> _WORK TO DO_: Repeat the material below exactly, with no pictures.

> _RECORD LIST_:
** Begin **

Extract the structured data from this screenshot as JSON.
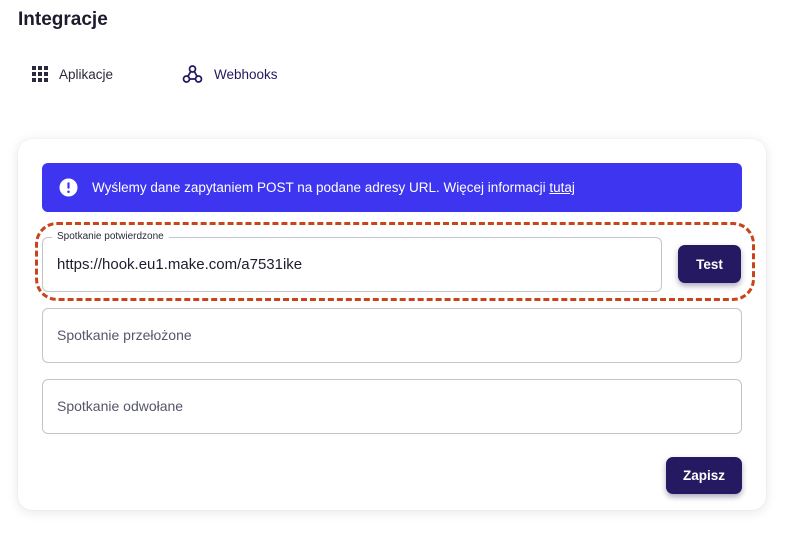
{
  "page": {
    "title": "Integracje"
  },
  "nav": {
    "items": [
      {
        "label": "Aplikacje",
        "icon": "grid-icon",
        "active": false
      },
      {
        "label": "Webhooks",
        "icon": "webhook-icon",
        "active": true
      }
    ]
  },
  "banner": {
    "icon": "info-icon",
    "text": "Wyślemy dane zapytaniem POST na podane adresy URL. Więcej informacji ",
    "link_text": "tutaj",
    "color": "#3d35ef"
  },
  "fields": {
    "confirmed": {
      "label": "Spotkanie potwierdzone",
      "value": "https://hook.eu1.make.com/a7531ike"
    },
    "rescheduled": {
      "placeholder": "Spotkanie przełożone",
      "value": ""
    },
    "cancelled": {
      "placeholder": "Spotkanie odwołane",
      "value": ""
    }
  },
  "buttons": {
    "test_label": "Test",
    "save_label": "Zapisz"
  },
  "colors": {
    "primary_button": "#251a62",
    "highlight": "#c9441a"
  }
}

** End **

> _FINAL RESULT_:
Extract the structured data from this screenshot as JSON.
{
  "page": {
    "title": "Integracje"
  },
  "nav": {
    "items": [
      {
        "label": "Aplikacje",
        "icon": "grid-icon",
        "active": false
      },
      {
        "label": "Webhooks",
        "icon": "webhook-icon",
        "active": true
      }
    ]
  },
  "banner": {
    "icon": "info-icon",
    "text": "Wyślemy dane zapytaniem POST na podane adresy URL. Więcej informacji ",
    "link_text": "tutaj",
    "color": "#3d35ef"
  },
  "fields": {
    "confirmed": {
      "label": "Spotkanie potwierdzone",
      "value": "https://hook.eu1.make.com/a7531ike"
    },
    "rescheduled": {
      "placeholder": "Spotkanie przełożone",
      "value": ""
    },
    "cancelled": {
      "placeholder": "Spotkanie odwołane",
      "value": ""
    }
  },
  "buttons": {
    "test_label": "Test",
    "save_label": "Zapisz"
  },
  "colors": {
    "primary_button": "#251a62",
    "highlight": "#c9441a"
  }
}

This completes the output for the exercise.